EXERCISE INPUT Start Marker

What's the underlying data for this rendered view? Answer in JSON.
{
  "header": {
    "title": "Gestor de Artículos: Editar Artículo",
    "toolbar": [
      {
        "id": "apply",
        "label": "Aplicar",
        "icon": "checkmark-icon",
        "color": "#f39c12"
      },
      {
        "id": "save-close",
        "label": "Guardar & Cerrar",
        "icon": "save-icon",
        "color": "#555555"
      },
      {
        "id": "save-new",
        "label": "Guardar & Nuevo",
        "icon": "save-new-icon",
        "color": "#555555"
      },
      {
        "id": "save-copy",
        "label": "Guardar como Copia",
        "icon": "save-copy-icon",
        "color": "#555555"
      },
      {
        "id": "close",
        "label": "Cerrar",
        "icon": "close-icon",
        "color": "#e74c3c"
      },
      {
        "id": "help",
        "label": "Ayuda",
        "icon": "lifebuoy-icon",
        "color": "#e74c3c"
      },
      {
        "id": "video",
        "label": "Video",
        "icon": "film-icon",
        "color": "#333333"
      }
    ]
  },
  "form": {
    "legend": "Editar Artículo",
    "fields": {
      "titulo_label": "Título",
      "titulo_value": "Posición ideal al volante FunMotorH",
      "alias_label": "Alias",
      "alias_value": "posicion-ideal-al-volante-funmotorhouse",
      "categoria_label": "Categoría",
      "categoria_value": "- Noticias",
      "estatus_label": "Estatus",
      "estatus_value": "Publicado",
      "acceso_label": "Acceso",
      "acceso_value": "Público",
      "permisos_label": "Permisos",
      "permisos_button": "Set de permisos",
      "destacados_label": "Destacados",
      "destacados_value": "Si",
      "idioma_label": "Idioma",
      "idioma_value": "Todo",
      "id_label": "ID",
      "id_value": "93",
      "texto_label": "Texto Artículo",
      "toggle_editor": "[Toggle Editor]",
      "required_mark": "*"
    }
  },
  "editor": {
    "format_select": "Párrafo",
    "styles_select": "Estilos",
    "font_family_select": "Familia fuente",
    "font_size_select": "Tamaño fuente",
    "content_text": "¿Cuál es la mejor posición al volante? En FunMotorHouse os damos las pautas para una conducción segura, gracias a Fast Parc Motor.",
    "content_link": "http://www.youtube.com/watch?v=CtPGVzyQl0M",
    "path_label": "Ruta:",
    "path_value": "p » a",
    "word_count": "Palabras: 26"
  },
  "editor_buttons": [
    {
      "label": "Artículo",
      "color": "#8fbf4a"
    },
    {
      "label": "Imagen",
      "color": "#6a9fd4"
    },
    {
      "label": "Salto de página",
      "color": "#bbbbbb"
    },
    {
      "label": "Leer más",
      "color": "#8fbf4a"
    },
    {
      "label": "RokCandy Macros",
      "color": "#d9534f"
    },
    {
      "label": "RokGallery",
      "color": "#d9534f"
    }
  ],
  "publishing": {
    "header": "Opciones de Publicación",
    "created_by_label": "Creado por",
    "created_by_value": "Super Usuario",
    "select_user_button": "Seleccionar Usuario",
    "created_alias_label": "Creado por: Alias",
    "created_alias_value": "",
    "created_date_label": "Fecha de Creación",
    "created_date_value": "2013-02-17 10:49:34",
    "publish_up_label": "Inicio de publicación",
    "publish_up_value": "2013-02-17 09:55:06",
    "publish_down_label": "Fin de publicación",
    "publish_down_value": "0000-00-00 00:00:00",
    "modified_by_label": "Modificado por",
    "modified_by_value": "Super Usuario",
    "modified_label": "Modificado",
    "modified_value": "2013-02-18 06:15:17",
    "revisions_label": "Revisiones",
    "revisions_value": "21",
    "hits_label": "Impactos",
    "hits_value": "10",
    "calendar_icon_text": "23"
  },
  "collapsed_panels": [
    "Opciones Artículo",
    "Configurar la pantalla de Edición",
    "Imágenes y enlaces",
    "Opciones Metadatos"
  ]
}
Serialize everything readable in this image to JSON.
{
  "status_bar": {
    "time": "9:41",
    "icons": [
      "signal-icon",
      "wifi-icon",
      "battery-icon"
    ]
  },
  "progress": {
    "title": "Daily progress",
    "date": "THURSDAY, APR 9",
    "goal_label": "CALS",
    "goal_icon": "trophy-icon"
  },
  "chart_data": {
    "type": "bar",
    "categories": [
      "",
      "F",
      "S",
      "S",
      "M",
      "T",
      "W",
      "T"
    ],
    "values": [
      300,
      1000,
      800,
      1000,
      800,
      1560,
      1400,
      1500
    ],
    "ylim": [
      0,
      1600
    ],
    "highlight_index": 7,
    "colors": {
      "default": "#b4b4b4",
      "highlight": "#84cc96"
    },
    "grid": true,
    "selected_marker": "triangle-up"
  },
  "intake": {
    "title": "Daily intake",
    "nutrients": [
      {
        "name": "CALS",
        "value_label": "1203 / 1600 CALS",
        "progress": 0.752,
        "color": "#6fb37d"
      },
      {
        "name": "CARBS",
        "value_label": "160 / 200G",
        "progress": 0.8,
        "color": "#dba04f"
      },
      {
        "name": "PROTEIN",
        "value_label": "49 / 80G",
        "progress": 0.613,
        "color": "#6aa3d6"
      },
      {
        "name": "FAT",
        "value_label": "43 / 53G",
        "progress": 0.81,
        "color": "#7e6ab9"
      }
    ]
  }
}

EXERCISE INPUT End Marker

- TASK TO CARRY OUT: An exact retyping of the full listing is required.

- SOLUTION:
What's the underlying data for this rendered view? Answer in JSON.
{
  "header": {
    "title": "Gestor de Artículos: Editar Artículo",
    "toolbar": [
      {
        "id": "apply",
        "label": "Aplicar",
        "icon": "checkmark-icon",
        "color": "#f39c12"
      },
      {
        "id": "save-close",
        "label": "Guardar & Cerrar",
        "icon": "save-icon",
        "color": "#555555"
      },
      {
        "id": "save-new",
        "label": "Guardar & Nuevo",
        "icon": "save-new-icon",
        "color": "#555555"
      },
      {
        "id": "save-copy",
        "label": "Guardar como Copia",
        "icon": "save-copy-icon",
        "color": "#555555"
      },
      {
        "id": "close",
        "label": "Cerrar",
        "icon": "close-icon",
        "color": "#e74c3c"
      },
      {
        "id": "help",
        "label": "Ayuda",
        "icon": "lifebuoy-icon",
        "color": "#e74c3c"
      },
      {
        "id": "video",
        "label": "Video",
        "icon": "film-icon",
        "color": "#333333"
      }
    ]
  },
  "form": {
    "legend": "Editar Artículo",
    "fields": {
      "titulo_label": "Título",
      "titulo_value": "Posición ideal al volante FunMotorH",
      "alias_label": "Alias",
      "alias_value": "posicion-ideal-al-volante-funmotorhouse",
      "categoria_label": "Categoría",
      "categoria_value": "- Noticias",
      "estatus_label": "Estatus",
      "estatus_value": "Publicado",
      "acceso_label": "Acceso",
      "acceso_value": "Público",
      "permisos_label": "Permisos",
      "permisos_button": "Set de permisos",
      "destacados_label": "Destacados",
      "destacados_value": "Si",
      "idioma_label": "Idioma",
      "idioma_value": "Todo",
      "id_label": "ID",
      "id_value": "93",
      "texto_label": "Texto Artículo",
      "toggle_editor": "[Toggle Editor]",
      "required_mark": "*"
    }
  },
  "editor": {
    "format_select": "Párrafo",
    "styles_select": "Estilos",
    "font_family_select": "Familia fuente",
    "font_size_select": "Tamaño fuente",
    "content_text": "¿Cuál es la mejor posición al volante? En FunMotorHouse os damos las pautas para una conducción segura, gracias a Fast Parc Motor.",
    "content_link": "http://www.youtube.com/watch?v=CtPGVzyQl0M",
    "path_label": "Ruta:",
    "path_value": "p » a",
    "word_count": "Palabras: 26"
  },
  "editor_buttons": [
    {
      "label": "Artículo",
      "color": "#8fbf4a"
    },
    {
      "label": "Imagen",
      "color": "#6a9fd4"
    },
    {
      "label": "Salto de página",
      "color": "#bbbbbb"
    },
    {
      "label": "Leer más",
      "color": "#8fbf4a"
    },
    {
      "label": "RokCandy Macros",
      "color": "#d9534f"
    },
    {
      "label": "RokGallery",
      "color": "#d9534f"
    }
  ],
  "publishing": {
    "header": "Opciones de Publicación",
    "created_by_label": "Creado por",
    "created_by_value": "Super Usuario",
    "select_user_button": "Seleccionar Usuario",
    "created_alias_label": "Creado por: Alias",
    "created_alias_value": "",
    "created_date_label": "Fecha de Creación",
    "created_date_value": "2013-02-17 10:49:34",
    "publish_up_label": "Inicio de publicación",
    "publish_up_value": "2013-02-17 09:55:06",
    "publish_down_label": "Fin de publicación",
    "publish_down_value": "0000-00-00 00:00:00",
    "modified_by_label": "Modificado por",
    "modified_by_value": "Super Usuario",
    "modified_label": "Modificado",
    "modified_value": "2013-02-18 06:15:17",
    "revisions_label": "Revisiones",
    "revisions_value": "21",
    "hits_label": "Impactos",
    "hits_value": "10",
    "calendar_icon_text": "23"
  },
  "collapsed_panels": [
    "Opciones Artículo",
    "Configurar la pantalla de Edición",
    "Imágenes y enlaces",
    "Opciones Metadatos"
  ]
}
Serialize everything readable in this image to JSON.
{
  "status_bar": {
    "time": "9:41",
    "icons": [
      "signal-icon",
      "wifi-icon",
      "battery-icon"
    ]
  },
  "progress": {
    "title": "Daily progress",
    "date": "THURSDAY, APR 9",
    "goal_label": "CALS",
    "goal_icon": "trophy-icon"
  },
  "chart_data": {
    "type": "bar",
    "categories": [
      "",
      "F",
      "S",
      "S",
      "M",
      "T",
      "W",
      "T"
    ],
    "values": [
      300,
      1000,
      800,
      1000,
      800,
      1560,
      1400,
      1500
    ],
    "ylim": [
      0,
      1600
    ],
    "highlight_index": 7,
    "colors": {
      "default": "#b4b4b4",
      "highlight": "#84cc96"
    },
    "grid": true,
    "selected_marker": "triangle-up"
  },
  "intake": {
    "title": "Daily intake",
    "nutrients": [
      {
        "name": "CALS",
        "value_label": "1203 / 1600 CALS",
        "progress": 0.752,
        "color": "#6fb37d"
      },
      {
        "name": "CARBS",
        "value_label": "160 / 200G",
        "progress": 0.8,
        "color": "#dba04f"
      },
      {
        "name": "PROTEIN",
        "value_label": "49 / 80G",
        "progress": 0.613,
        "color": "#6aa3d6"
      },
      {
        "name": "FAT",
        "value_label": "43 / 53G",
        "progress": 0.81,
        "color": "#7e6ab9"
      }
    ]
  }
}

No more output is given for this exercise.